→ The exercise
Please turn the data from its first line through the line containing "x-tick-label: 12: [1230, 408, 1246, 424]" into a numbered list, leaving out any blank lines.

→ Material
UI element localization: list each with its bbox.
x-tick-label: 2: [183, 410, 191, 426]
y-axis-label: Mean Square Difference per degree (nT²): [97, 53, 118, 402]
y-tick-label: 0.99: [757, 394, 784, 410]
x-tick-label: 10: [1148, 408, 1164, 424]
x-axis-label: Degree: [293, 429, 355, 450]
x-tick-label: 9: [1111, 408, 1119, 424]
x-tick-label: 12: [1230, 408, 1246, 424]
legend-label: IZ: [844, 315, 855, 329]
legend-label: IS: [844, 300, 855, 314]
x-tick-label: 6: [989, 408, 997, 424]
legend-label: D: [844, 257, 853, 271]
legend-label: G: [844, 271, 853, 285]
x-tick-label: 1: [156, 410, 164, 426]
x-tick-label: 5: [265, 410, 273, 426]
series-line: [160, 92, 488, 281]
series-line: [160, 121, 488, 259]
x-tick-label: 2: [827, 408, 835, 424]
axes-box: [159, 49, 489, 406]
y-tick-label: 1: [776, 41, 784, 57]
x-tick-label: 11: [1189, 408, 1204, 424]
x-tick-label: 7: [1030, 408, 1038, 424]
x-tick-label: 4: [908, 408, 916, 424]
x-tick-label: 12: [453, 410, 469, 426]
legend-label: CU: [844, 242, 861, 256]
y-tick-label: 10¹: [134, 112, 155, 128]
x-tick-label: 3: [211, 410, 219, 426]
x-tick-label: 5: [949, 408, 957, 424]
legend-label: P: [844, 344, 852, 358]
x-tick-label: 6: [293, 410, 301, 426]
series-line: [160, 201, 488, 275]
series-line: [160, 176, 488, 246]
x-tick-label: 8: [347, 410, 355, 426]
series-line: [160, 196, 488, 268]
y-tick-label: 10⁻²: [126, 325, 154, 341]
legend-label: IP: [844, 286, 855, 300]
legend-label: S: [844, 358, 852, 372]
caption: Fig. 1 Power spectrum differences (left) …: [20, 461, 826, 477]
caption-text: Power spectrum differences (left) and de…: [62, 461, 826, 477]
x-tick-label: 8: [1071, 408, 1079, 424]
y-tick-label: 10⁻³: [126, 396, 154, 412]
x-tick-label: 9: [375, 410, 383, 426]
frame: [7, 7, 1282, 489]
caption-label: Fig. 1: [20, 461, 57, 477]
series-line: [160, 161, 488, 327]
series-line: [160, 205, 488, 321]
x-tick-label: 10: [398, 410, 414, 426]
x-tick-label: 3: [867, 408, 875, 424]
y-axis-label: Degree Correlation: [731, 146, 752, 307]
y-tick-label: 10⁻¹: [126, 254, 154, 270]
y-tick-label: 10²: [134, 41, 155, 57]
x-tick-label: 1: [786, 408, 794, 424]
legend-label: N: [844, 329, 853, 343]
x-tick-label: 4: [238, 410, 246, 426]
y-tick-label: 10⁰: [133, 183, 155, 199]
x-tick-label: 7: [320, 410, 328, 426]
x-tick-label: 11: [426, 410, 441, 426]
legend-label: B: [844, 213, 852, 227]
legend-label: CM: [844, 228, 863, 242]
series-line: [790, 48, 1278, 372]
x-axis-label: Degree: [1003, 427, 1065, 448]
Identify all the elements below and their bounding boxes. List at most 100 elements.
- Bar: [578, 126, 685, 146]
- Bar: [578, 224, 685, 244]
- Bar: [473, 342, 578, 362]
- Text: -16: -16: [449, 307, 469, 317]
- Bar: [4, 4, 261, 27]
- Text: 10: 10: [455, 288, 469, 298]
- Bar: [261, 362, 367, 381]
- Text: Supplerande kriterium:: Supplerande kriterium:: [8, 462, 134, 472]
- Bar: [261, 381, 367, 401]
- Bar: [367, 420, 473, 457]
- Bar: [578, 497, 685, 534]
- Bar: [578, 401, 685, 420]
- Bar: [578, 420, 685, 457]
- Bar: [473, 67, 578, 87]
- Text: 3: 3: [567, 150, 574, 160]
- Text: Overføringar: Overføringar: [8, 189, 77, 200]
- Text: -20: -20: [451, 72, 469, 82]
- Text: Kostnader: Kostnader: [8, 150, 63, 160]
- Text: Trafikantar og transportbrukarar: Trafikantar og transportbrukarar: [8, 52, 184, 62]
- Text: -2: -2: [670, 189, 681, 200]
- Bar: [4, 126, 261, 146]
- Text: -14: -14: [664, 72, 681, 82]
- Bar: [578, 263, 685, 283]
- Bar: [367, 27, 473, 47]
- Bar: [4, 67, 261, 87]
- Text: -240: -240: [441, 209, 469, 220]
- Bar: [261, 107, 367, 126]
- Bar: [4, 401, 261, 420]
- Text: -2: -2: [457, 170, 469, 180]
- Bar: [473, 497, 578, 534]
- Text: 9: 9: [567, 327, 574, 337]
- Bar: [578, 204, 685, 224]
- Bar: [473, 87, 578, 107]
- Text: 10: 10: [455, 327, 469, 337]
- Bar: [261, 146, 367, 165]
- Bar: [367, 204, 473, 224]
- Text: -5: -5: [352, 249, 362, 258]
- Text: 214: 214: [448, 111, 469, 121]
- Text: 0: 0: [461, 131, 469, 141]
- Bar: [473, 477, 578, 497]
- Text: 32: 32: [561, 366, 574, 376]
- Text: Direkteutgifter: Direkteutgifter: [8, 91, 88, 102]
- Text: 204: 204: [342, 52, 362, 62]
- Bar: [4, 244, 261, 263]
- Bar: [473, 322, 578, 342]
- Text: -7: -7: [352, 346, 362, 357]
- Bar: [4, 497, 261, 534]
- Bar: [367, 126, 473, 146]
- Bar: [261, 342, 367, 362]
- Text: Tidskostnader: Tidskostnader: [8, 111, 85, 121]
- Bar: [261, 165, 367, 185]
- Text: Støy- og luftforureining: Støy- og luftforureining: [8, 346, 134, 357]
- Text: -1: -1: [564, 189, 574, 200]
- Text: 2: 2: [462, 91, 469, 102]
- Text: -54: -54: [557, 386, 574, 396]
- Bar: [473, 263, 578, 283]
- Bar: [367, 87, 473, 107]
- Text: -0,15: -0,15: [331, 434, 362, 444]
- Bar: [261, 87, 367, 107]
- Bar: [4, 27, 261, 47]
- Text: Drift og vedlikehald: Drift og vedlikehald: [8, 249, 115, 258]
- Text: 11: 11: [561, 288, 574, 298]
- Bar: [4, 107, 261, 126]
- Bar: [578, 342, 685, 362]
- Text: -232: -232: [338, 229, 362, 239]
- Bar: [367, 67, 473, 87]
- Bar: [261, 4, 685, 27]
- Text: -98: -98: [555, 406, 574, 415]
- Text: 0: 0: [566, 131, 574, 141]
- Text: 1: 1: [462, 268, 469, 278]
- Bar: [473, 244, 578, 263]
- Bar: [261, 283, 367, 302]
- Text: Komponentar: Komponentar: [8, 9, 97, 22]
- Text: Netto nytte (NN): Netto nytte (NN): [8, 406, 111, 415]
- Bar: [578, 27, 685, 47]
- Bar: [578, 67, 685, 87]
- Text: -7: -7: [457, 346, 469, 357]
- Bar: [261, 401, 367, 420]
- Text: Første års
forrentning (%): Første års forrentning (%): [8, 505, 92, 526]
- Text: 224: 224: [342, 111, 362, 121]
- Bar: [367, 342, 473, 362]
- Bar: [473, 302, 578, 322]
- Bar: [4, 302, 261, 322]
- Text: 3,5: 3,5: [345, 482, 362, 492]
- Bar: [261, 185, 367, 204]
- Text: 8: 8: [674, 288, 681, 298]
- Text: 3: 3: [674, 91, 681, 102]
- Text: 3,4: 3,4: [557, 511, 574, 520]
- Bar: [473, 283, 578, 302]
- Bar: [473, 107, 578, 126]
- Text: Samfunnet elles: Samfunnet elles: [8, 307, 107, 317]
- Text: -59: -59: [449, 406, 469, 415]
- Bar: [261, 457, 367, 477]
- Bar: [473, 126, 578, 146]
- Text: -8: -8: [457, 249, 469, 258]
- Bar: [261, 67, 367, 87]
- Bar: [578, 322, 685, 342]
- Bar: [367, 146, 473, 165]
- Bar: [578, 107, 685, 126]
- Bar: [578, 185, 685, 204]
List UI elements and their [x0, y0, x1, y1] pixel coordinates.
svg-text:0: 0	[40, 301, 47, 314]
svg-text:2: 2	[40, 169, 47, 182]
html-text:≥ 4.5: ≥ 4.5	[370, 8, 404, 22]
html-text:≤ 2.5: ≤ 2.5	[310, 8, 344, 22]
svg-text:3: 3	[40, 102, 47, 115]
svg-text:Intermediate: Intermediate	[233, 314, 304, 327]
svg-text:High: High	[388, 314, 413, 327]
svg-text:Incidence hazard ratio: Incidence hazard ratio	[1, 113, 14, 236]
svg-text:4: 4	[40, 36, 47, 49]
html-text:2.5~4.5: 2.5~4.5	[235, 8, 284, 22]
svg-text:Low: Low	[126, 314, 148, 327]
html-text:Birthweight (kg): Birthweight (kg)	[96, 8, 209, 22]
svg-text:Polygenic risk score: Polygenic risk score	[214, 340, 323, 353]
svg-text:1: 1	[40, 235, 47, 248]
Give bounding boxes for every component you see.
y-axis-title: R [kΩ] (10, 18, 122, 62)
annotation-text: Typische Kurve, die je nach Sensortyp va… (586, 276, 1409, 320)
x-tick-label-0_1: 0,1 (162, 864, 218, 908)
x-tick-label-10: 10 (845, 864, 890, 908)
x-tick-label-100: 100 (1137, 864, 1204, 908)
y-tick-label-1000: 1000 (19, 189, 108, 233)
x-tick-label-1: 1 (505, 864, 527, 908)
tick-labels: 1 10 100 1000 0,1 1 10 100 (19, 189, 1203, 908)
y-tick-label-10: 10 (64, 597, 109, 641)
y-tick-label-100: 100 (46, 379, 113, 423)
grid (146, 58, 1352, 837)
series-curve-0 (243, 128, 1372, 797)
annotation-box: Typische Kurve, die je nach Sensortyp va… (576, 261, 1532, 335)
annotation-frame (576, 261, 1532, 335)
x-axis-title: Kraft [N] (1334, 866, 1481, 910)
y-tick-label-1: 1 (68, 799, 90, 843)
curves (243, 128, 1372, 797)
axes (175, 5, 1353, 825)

→ Answer to this problem
1. UI element localization: list each with its bbox.
2. x-tick-label: 2: [183, 410, 191, 426]
3. y-axis-label: Mean Square Difference per degree (nT²): [97, 53, 118, 402]
4. y-tick-label: 0.99: [757, 394, 784, 410]
5. x-tick-label: 10: [1148, 408, 1164, 424]
6. x-axis-label: Degree: [293, 429, 355, 450]
7. x-tick-label: 9: [1111, 408, 1119, 424]
8. x-tick-label: 12: [1230, 408, 1246, 424]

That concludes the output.